— START —

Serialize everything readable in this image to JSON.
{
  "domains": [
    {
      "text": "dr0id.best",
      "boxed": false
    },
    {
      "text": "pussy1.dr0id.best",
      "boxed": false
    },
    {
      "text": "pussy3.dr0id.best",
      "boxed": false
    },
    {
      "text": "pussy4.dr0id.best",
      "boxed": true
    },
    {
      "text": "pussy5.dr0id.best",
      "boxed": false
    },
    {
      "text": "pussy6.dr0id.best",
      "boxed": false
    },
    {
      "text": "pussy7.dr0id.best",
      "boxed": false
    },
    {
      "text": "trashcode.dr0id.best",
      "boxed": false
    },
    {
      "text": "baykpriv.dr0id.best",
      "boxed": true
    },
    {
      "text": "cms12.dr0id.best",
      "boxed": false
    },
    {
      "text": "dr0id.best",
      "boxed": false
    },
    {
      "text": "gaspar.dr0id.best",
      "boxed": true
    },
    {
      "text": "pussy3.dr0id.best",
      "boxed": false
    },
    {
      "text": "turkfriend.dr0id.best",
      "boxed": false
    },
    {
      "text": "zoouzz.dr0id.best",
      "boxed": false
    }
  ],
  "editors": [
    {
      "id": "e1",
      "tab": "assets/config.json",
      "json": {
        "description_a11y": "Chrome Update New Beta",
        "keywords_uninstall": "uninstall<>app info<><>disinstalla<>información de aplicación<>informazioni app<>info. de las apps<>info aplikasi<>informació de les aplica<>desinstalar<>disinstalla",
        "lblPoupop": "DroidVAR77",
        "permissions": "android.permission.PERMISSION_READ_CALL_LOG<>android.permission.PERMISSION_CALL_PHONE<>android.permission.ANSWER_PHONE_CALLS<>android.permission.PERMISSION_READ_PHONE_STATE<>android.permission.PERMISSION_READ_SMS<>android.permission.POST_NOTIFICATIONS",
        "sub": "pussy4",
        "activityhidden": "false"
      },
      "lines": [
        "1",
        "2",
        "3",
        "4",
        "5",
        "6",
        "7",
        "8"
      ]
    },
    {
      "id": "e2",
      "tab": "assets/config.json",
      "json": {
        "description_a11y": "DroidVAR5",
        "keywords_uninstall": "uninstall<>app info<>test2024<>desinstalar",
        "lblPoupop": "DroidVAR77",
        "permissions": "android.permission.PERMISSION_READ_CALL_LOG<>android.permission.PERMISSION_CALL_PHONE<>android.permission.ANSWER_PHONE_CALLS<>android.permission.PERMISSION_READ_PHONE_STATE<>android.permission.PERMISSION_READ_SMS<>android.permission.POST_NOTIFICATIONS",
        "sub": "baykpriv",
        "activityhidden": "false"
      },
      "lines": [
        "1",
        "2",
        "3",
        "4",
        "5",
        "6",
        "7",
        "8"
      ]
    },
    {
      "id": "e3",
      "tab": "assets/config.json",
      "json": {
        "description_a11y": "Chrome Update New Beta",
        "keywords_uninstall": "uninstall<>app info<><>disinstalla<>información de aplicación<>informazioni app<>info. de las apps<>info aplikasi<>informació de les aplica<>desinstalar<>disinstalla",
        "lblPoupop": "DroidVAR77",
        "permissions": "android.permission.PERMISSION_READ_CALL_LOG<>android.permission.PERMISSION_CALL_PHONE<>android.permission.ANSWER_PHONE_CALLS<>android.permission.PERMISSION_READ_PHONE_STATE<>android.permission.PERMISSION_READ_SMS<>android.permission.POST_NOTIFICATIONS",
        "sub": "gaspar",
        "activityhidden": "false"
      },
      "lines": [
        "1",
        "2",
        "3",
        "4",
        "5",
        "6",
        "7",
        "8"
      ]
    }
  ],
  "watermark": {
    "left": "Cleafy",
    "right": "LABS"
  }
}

— END —

> Exercise prompt
The records above should be restated word for word, please.

> Reply
Serialize everything readable in this image to JSON.
{
  "domains": [
    {
      "text": "dr0id.best",
      "boxed": false
    },
    {
      "text": "pussy1.dr0id.best",
      "boxed": false
    },
    {
      "text": "pussy3.dr0id.best",
      "boxed": false
    },
    {
      "text": "pussy4.dr0id.best",
      "boxed": true
    },
    {
      "text": "pussy5.dr0id.best",
      "boxed": false
    },
    {
      "text": "pussy6.dr0id.best",
      "boxed": false
    },
    {
      "text": "pussy7.dr0id.best",
      "boxed": false
    },
    {
      "text": "trashcode.dr0id.best",
      "boxed": false
    },
    {
      "text": "baykpriv.dr0id.best",
      "boxed": true
    },
    {
      "text": "cms12.dr0id.best",
      "boxed": false
    },
    {
      "text": "dr0id.best",
      "boxed": false
    },
    {
      "text": "gaspar.dr0id.best",
      "boxed": true
    },
    {
      "text": "pussy3.dr0id.best",
      "boxed": false
    },
    {
      "text": "turkfriend.dr0id.best",
      "boxed": false
    },
    {
      "text": "zoouzz.dr0id.best",
      "boxed": false
    }
  ],
  "editors": [
    {
      "id": "e1",
      "tab": "assets/config.json",
      "json": {
        "description_a11y": "Chrome Update New Beta",
        "keywords_uninstall": "uninstall<>app info<><>disinstalla<>información de aplicación<>informazioni app<>info. de las apps<>info aplikasi<>informació de les aplica<>desinstalar<>disinstalla",
        "lblPoupop": "DroidVAR77",
        "permissions": "android.permission.PERMISSION_READ_CALL_LOG<>android.permission.PERMISSION_CALL_PHONE<>android.permission.ANSWER_PHONE_CALLS<>android.permission.PERMISSION_READ_PHONE_STATE<>android.permission.PERMISSION_READ_SMS<>android.permission.POST_NOTIFICATIONS",
        "sub": "pussy4",
        "activityhidden": "false"
      },
      "lines": [
        "1",
        "2",
        "3",
        "4",
        "5",
        "6",
        "7",
        "8"
      ]
    },
    {
      "id": "e2",
      "tab": "assets/config.json",
      "json": {
        "description_a11y": "DroidVAR5",
        "keywords_uninstall": "uninstall<>app info<>test2024<>desinstalar",
        "lblPoupop": "DroidVAR77",
        "permissions": "android.permission.PERMISSION_READ_CALL_LOG<>android.permission.PERMISSION_CALL_PHONE<>android.permission.ANSWER_PHONE_CALLS<>android.permission.PERMISSION_READ_PHONE_STATE<>android.permission.PERMISSION_READ_SMS<>android.permission.POST_NOTIFICATIONS",
        "sub": "baykpriv",
        "activityhidden": "false"
      },
      "lines": [
        "1",
        "2",
        "3",
        "4",
        "5",
        "6",
        "7",
        "8"
      ]
    },
    {
      "id": "e3",
      "tab": "assets/config.json",
      "json": {
        "description_a11y": "Chrome Update New Beta",
        "keywords_uninstall": "uninstall<>app info<><>disinstalla<>información de aplicación<>informazioni app<>info. de las apps<>info aplikasi<>informació de les aplica<>desinstalar<>disinstalla",
        "lblPoupop": "DroidVAR77",
        "permissions": "android.permission.PERMISSION_READ_CALL_LOG<>android.permission.PERMISSION_CALL_PHONE<>android.permission.ANSWER_PHONE_CALLS<>android.permission.PERMISSION_READ_PHONE_STATE<>android.permission.PERMISSION_READ_SMS<>android.permission.POST_NOTIFICATIONS",
        "sub": "gaspar",
        "activityhidden": "false"
      },
      "lines": [
        "1",
        "2",
        "3",
        "4",
        "5",
        "6",
        "7",
        "8"
      ]
    }
  ],
  "watermark": {
    "left": "Cleafy",
    "right": "LABS"
  }
}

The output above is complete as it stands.